[AIM OF THE TASK] Please quote the material exactly, every line of it.

[DATASET]
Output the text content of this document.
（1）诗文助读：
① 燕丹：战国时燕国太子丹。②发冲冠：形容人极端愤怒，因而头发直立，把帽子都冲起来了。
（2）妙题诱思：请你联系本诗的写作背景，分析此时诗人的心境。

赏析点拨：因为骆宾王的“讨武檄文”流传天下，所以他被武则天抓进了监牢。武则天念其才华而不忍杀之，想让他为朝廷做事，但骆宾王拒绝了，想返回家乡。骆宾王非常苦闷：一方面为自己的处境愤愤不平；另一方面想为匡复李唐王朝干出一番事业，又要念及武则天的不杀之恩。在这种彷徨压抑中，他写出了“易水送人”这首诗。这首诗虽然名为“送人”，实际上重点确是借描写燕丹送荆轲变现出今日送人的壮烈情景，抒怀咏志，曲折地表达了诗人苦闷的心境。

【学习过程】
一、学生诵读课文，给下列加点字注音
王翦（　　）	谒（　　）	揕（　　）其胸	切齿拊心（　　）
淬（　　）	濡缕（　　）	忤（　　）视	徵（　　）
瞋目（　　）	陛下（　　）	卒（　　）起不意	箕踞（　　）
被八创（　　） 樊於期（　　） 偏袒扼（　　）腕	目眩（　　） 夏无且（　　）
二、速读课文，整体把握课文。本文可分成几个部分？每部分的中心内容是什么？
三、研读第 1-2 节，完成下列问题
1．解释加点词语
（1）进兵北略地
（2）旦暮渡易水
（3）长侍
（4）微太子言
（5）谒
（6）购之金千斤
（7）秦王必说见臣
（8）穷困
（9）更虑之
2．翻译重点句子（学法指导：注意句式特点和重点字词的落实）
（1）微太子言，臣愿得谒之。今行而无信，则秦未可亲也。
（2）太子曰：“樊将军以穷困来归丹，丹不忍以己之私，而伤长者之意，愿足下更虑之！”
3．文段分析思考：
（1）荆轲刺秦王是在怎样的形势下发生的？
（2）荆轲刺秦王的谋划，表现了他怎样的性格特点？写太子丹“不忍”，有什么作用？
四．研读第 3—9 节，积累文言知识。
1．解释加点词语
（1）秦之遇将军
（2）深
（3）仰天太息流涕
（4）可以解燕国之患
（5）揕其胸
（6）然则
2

[RESULT OF THIS EXERCISE]
Output the text content of this document.
（1）诗文助读：
① 燕丹：战国时燕国太子丹。②发冲冠：形容人极端愤怒，因而头发直立，把帽子都冲起来了。
（2）妙题诱思：请你联系本诗的写作背景，分析此时诗人的心境。

赏析点拨：因为骆宾王的“讨武檄文”流传天下，所以他被武则天抓进了监牢。武则天念其才华而不忍杀之，想让他为朝廷做事，但骆宾王拒绝了，想返回家乡。骆宾王非常苦闷：一方面为自己的处境愤愤不平；另一方面想为匡复李唐王朝干出一番事业，又要念及武则天的不杀之恩。在这种彷徨压抑中，他写出了“易水送人”这首诗。这首诗虽然名为“送人”，实际上重点确是借描写燕丹送荆轲变现出今日送人的壮烈情景，抒怀咏志，曲折地表达了诗人苦闷的心境。

【学习过程】
一、学生诵读课文，给下列加点字注音
王翦（　　）	谒（　　）	揕（　　）其胸	切齿拊心（　　）
淬（　　）	濡缕（　　）	忤（　　）视	徵（　　）
瞋目（　　）	陛下（　　）	卒（　　）起不意	箕踞（　　）
被八创（　　） 樊於期（　　） 偏袒扼（　　）腕	目眩（　　） 夏无且（　　）
二、速读课文，整体把握课文。本文可分成几个部分？每部分的中心内容是什么？
三、研读第 1-2 节，完成下列问题
1．解释加点词语
（1）进兵北略地
（2）旦暮渡易水
（3）长侍
（4）微太子言
（5）谒
（6）购之金千斤
（7）秦王必说见臣
（8）穷困
（9）更虑之
2．翻译重点句子（学法指导：注意句式特点和重点字词的落实）
（1）微太子言，臣愿得谒之。今行而无信，则秦未可亲也。
（2）太子曰：“樊将军以穷困来归丹，丹不忍以己之私，而伤长者之意，愿足下更虑之！”
3．文段分析思考：
（1）荆轲刺秦王是在怎样的形势下发生的？
（2）荆轲刺秦王的谋划，表现了他怎样的性格特点？写太子丹“不忍”，有什么作用？
四．研读第 3—9 节，积累文言知识。
1．解释加点词语
（1）秦之遇将军
（2）深
（3）仰天太息流涕
（4）可以解燕国之患
（5）揕其胸
（6）然则
2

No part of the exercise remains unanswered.